• _What to do_: Extract from the listing each line in which the word "name" appears.

## Start

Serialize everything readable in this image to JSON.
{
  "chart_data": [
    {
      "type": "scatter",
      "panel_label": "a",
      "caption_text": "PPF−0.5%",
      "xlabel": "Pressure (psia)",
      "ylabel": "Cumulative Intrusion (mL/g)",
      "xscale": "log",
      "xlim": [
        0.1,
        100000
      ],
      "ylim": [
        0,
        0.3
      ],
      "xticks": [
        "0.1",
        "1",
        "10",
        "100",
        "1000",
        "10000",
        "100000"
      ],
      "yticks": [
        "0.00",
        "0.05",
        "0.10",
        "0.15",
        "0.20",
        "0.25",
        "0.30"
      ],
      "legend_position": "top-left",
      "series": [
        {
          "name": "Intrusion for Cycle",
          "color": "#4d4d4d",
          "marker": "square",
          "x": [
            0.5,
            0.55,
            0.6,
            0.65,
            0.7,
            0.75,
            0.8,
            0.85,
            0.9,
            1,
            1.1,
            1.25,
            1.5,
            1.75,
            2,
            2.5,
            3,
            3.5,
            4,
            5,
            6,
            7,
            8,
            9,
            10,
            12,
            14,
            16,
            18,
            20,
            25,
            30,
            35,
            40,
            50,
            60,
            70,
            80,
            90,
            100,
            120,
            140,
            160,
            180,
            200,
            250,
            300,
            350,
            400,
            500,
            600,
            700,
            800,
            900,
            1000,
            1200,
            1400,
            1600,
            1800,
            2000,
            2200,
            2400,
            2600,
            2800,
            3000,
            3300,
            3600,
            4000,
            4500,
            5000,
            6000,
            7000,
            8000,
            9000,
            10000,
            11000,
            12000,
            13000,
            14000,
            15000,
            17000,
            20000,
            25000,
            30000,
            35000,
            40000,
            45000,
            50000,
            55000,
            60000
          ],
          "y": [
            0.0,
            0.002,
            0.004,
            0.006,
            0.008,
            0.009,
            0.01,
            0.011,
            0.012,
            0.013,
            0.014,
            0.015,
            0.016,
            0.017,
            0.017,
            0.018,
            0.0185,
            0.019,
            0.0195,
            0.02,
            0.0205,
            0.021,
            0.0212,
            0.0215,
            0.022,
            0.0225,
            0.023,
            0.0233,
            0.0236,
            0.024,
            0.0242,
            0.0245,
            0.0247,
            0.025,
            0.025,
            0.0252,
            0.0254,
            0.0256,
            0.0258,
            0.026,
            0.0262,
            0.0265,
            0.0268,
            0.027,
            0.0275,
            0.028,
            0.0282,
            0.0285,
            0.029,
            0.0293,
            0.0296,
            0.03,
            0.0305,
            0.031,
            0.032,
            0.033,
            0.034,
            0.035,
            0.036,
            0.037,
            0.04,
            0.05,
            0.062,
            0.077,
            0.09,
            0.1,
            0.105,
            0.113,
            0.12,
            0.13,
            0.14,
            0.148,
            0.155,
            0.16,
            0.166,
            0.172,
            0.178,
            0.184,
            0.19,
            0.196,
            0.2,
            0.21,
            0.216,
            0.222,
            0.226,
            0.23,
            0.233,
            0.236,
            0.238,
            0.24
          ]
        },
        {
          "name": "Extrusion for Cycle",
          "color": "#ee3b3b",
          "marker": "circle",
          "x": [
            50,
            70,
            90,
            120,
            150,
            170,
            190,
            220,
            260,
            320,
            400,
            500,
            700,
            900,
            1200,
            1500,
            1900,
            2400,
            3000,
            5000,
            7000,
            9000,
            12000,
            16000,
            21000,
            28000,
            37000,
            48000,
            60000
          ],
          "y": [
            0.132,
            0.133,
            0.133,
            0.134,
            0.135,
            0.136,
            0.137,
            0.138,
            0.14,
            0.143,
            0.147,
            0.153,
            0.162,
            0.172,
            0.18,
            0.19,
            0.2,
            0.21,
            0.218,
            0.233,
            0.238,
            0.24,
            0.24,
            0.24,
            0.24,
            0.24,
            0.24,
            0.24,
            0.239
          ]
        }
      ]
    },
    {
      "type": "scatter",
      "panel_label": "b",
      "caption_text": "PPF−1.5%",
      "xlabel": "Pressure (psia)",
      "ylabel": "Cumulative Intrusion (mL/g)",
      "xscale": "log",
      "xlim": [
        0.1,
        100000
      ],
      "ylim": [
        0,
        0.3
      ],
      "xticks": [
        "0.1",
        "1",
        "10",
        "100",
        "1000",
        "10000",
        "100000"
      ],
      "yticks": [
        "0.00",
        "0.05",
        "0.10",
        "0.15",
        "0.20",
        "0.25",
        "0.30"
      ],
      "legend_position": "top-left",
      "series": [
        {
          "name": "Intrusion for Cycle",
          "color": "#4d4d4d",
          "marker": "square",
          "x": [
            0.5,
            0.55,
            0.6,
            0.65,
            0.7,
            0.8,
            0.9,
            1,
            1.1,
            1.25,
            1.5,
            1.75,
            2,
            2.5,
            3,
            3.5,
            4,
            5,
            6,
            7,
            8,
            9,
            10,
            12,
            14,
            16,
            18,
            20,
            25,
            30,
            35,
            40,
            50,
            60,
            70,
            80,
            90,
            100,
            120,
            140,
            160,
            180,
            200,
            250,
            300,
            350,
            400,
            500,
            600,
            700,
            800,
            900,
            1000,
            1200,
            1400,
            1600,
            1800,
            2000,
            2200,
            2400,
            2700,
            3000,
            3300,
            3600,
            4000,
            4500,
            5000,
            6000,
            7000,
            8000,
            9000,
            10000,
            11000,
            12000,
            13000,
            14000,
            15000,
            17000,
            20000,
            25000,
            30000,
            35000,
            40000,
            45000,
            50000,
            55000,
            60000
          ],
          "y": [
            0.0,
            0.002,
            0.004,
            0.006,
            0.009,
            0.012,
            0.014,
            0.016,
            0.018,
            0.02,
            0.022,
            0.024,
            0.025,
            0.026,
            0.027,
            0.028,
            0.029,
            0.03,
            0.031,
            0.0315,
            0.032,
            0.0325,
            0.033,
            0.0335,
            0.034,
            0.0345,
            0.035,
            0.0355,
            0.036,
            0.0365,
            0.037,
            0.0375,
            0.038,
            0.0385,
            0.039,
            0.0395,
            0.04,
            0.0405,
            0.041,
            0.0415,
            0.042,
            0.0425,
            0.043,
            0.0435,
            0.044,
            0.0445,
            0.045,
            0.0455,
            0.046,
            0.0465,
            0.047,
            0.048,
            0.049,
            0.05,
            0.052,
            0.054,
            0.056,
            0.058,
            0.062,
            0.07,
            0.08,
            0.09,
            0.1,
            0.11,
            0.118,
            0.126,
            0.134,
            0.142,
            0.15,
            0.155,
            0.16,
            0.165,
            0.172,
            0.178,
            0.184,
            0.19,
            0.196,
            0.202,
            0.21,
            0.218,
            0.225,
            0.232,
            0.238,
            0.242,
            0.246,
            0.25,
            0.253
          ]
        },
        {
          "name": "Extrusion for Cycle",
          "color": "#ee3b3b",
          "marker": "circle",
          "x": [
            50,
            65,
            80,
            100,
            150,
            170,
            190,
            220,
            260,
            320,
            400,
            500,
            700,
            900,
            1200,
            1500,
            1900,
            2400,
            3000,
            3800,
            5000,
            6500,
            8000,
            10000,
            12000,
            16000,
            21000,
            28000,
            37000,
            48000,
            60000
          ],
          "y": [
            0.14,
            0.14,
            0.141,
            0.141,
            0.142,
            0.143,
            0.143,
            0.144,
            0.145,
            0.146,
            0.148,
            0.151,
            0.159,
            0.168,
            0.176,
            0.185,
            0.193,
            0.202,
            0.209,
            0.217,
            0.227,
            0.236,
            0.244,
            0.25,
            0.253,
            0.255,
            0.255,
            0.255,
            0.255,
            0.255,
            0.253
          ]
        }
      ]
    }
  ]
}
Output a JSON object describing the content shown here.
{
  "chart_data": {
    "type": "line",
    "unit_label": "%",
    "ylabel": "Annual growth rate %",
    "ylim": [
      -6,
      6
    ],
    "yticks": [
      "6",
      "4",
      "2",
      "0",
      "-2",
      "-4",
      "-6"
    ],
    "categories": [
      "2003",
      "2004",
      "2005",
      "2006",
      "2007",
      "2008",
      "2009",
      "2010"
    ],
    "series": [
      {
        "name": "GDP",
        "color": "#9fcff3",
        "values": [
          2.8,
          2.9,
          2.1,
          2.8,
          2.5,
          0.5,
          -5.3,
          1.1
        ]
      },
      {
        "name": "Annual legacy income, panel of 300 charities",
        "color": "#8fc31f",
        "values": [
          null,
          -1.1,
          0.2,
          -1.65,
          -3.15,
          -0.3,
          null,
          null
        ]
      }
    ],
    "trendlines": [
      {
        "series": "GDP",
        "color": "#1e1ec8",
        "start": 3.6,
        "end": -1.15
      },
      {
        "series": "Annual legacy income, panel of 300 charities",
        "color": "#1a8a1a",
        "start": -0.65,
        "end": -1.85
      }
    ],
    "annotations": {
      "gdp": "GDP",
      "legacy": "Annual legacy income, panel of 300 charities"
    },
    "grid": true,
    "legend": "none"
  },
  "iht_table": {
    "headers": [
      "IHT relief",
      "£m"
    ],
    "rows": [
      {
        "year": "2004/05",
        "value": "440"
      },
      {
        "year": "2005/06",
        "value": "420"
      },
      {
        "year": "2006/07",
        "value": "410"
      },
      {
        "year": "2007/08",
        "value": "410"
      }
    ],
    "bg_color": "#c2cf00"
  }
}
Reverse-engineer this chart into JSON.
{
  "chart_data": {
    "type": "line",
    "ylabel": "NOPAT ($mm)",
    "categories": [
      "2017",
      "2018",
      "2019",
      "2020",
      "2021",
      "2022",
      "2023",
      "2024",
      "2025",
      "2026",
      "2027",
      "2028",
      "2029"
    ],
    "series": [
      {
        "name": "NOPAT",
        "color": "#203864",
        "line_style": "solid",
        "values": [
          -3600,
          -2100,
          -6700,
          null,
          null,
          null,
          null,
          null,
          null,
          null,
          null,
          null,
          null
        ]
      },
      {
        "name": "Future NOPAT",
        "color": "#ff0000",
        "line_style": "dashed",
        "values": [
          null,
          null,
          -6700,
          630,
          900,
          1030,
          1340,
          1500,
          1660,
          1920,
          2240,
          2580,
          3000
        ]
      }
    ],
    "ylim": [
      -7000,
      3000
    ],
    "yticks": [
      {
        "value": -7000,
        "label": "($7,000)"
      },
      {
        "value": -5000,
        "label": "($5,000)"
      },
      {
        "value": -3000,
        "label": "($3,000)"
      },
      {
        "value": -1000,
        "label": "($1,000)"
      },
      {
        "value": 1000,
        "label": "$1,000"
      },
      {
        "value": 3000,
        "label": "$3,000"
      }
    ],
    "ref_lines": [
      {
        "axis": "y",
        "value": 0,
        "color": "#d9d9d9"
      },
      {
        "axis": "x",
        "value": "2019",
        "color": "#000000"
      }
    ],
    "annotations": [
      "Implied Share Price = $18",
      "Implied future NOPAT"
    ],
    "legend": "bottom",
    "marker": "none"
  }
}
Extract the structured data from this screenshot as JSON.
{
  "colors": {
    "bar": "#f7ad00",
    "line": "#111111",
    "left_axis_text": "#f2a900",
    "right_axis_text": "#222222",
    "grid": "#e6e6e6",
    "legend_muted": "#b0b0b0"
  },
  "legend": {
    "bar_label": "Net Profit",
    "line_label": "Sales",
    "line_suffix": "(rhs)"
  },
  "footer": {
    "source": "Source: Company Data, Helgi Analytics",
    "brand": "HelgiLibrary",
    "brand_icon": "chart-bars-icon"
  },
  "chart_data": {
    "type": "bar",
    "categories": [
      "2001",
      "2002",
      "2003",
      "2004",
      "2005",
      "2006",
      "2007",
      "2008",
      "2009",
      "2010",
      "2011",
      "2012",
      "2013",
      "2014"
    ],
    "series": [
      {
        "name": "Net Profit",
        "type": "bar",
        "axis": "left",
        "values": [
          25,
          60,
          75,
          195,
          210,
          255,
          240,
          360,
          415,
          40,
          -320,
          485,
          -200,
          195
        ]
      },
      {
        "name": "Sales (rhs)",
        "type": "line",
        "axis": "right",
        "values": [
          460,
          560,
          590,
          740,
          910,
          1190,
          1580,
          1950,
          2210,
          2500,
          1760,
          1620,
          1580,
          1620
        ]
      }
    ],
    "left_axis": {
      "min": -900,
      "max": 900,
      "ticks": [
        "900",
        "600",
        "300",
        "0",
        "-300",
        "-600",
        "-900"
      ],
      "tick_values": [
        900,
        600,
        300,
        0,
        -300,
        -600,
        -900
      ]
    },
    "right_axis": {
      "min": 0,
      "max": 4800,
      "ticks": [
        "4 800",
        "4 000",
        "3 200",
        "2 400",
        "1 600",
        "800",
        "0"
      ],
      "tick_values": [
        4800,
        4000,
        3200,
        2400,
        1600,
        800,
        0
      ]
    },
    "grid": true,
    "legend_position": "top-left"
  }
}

## End

• _Written response_:
          "name": "Intrusion for Cycle",
          "name": "Extrusion for Cycle",
          "name": "Intrusion for Cycle",
          "name": "Extrusion for Cycle",
        "name": "GDP",
        "name": "Annual legacy income, panel of 300 charities",
        "name": "NOPAT",
        "name": "Future NOPAT",
        "name": "Net Profit",
        "name": "Sales (rhs)",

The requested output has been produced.